Extract every line below that contains the word "Turkey".
## BEGIN TASK INPUTS
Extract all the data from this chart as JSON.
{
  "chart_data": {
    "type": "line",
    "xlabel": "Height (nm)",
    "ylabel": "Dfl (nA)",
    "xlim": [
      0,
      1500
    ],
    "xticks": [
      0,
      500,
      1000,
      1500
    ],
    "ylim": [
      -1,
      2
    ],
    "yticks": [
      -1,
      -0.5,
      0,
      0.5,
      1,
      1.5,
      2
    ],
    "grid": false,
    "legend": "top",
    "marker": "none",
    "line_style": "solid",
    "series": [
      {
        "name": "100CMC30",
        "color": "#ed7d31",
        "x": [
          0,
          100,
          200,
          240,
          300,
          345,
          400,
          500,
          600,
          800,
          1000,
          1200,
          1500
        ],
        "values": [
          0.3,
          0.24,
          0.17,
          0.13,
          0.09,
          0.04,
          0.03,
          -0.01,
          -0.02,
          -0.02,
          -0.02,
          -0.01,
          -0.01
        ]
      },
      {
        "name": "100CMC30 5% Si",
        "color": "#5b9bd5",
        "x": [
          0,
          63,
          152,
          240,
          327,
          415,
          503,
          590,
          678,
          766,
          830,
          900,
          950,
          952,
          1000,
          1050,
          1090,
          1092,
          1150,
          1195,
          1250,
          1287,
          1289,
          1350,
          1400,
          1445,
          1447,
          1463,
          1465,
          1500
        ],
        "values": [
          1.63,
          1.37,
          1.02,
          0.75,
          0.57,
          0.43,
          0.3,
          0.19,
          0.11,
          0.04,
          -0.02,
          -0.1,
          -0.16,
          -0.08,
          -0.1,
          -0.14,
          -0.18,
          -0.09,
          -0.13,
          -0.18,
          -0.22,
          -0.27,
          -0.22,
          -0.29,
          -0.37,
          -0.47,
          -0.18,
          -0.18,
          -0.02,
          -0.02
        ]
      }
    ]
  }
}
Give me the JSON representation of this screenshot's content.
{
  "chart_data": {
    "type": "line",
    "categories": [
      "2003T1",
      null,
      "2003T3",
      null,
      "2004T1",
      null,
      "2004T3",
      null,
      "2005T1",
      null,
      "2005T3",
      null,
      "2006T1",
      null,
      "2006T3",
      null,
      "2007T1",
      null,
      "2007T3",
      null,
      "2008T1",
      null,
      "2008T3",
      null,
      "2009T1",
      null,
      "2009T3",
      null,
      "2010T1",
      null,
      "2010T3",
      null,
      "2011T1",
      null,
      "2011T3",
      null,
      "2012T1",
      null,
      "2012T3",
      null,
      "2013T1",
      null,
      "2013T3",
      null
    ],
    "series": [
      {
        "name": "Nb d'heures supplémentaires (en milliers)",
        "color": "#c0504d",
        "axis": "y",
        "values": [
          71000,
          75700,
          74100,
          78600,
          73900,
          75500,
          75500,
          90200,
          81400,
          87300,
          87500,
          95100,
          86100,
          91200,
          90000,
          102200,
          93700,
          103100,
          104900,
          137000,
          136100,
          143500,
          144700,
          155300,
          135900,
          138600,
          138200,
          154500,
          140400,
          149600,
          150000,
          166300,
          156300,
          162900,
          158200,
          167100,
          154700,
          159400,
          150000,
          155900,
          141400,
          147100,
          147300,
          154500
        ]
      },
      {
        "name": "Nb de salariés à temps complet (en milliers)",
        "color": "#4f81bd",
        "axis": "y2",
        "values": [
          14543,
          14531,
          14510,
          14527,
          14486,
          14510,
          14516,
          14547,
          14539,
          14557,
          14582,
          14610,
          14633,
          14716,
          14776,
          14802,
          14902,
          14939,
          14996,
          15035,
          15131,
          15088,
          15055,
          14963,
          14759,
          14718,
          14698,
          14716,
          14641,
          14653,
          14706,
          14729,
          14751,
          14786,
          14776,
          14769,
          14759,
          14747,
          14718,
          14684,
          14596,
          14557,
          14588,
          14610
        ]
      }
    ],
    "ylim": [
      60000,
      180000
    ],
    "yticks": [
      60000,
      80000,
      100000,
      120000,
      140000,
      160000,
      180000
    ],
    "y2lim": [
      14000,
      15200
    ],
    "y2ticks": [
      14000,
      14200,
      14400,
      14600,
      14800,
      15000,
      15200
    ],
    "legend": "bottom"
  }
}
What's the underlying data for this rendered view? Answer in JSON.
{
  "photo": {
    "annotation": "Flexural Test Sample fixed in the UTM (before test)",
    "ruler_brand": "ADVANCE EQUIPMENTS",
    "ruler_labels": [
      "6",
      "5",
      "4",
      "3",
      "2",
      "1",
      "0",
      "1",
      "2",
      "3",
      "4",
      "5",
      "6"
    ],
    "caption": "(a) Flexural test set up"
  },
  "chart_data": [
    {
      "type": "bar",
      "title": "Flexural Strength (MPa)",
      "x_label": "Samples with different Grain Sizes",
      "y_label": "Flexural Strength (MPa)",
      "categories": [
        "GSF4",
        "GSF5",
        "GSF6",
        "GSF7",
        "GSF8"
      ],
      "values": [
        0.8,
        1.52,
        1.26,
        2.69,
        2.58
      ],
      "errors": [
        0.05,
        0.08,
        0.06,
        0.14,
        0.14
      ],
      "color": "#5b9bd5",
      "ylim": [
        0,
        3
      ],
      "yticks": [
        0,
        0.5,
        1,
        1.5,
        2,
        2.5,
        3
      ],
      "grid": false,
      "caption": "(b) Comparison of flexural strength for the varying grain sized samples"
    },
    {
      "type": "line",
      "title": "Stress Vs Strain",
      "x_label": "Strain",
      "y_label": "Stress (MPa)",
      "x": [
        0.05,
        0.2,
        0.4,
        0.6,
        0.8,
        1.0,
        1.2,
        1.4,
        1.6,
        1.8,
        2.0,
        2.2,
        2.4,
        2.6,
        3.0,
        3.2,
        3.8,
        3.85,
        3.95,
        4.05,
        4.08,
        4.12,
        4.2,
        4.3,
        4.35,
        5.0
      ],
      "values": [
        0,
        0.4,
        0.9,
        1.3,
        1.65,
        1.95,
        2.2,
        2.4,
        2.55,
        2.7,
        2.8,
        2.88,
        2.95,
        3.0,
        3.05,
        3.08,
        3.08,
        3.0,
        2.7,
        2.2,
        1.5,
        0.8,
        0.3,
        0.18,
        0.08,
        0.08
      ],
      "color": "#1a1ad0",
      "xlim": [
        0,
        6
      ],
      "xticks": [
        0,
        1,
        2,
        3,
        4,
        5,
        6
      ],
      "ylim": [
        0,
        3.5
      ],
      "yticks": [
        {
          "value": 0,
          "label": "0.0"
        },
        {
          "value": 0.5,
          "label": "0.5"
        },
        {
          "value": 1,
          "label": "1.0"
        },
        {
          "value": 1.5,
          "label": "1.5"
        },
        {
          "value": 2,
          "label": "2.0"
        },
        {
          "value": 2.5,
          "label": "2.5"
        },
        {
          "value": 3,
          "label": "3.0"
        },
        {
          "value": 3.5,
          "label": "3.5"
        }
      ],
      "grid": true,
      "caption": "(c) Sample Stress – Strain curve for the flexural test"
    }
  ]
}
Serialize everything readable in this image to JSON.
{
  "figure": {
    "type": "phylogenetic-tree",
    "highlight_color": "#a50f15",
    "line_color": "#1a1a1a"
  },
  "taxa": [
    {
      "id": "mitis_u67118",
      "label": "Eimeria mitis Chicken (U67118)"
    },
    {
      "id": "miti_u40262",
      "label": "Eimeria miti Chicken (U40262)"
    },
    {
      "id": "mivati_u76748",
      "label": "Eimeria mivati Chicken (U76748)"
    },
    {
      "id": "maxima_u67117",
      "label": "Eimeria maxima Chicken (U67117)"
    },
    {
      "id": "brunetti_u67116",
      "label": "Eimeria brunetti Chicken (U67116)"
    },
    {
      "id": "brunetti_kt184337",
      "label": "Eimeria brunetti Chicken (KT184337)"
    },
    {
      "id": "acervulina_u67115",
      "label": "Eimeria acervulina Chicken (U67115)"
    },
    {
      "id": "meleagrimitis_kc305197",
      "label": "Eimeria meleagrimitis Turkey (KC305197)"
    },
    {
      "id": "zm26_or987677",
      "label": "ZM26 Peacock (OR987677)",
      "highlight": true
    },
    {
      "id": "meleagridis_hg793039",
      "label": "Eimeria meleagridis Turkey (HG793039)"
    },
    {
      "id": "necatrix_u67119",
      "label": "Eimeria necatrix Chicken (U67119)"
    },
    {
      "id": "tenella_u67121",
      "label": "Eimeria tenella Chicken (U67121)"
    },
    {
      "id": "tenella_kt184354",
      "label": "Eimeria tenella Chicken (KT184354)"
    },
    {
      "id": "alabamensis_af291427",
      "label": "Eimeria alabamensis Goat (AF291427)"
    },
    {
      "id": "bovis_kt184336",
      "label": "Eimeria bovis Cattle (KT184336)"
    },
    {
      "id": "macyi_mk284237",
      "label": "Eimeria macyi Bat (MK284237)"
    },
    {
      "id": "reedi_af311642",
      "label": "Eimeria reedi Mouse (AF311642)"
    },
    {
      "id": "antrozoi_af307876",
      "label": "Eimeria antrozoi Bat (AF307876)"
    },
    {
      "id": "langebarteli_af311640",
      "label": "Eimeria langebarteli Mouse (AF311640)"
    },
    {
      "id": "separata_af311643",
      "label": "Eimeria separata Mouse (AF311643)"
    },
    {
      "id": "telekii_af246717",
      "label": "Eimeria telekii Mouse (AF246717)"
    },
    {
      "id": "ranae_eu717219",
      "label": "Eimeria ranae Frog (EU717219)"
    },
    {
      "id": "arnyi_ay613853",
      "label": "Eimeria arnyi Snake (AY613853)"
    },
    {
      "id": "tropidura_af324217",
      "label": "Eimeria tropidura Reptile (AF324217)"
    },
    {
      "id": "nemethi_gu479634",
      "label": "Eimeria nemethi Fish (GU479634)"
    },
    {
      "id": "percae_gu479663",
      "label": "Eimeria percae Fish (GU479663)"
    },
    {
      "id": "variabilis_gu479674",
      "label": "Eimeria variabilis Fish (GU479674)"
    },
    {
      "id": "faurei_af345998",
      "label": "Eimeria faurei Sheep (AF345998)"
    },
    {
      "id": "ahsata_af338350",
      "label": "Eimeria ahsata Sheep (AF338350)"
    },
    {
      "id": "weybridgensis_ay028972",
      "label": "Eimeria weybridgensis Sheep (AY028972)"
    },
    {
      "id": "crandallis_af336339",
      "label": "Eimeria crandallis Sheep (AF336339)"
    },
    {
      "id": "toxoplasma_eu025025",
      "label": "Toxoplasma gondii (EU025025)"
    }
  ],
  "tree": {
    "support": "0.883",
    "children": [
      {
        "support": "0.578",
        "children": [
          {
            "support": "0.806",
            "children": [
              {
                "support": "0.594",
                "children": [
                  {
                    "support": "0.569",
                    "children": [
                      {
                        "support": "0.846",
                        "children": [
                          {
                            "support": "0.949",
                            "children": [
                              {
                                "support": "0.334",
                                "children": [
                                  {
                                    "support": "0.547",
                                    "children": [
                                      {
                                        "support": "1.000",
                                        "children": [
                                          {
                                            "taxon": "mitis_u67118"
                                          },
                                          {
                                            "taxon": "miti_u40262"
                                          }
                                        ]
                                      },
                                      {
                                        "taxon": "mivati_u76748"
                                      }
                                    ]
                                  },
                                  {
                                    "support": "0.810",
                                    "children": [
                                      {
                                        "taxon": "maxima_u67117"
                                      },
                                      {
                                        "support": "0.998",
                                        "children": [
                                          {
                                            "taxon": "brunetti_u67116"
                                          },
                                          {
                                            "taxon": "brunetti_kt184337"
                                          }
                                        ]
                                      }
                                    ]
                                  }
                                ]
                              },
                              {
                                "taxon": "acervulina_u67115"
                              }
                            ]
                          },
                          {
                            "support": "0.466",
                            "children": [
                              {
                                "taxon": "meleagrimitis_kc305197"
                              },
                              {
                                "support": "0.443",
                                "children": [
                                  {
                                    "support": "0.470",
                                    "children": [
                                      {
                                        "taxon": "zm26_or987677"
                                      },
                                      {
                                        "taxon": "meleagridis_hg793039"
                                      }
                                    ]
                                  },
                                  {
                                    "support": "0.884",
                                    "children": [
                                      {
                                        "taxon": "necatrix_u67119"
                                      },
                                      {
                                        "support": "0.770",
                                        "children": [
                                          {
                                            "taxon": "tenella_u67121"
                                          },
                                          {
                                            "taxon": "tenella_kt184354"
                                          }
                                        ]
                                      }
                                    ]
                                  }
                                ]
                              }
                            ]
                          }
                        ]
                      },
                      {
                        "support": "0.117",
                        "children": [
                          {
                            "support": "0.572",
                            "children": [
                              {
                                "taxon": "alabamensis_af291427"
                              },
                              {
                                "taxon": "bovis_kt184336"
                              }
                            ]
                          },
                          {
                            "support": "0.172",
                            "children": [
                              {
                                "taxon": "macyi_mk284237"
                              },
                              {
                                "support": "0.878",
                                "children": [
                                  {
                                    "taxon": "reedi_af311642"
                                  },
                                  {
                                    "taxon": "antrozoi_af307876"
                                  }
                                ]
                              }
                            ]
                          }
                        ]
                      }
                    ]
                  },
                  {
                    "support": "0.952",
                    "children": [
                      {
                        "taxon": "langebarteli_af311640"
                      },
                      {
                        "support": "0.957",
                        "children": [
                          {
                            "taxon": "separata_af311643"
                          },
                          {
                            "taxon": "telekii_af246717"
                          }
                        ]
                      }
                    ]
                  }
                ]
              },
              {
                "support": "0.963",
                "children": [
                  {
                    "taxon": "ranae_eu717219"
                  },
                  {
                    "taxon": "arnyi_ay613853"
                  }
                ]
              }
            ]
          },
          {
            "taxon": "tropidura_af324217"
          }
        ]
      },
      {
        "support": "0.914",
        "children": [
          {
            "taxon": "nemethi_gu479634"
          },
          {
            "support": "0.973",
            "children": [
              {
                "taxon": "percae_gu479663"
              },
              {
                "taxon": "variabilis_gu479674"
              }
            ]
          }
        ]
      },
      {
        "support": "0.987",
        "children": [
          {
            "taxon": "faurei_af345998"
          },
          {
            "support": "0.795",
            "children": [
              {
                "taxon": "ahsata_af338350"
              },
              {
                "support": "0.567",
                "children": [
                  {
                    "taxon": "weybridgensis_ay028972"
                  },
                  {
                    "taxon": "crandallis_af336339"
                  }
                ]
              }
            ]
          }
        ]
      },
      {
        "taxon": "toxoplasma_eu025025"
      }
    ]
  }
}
## END TASK INPUTS
◆ OUTPUT BELOW ◆
      "label": "Eimeria meleagrimitis Turkey (KC305197)"
      "label": "Eimeria meleagridis Turkey (HG793039)"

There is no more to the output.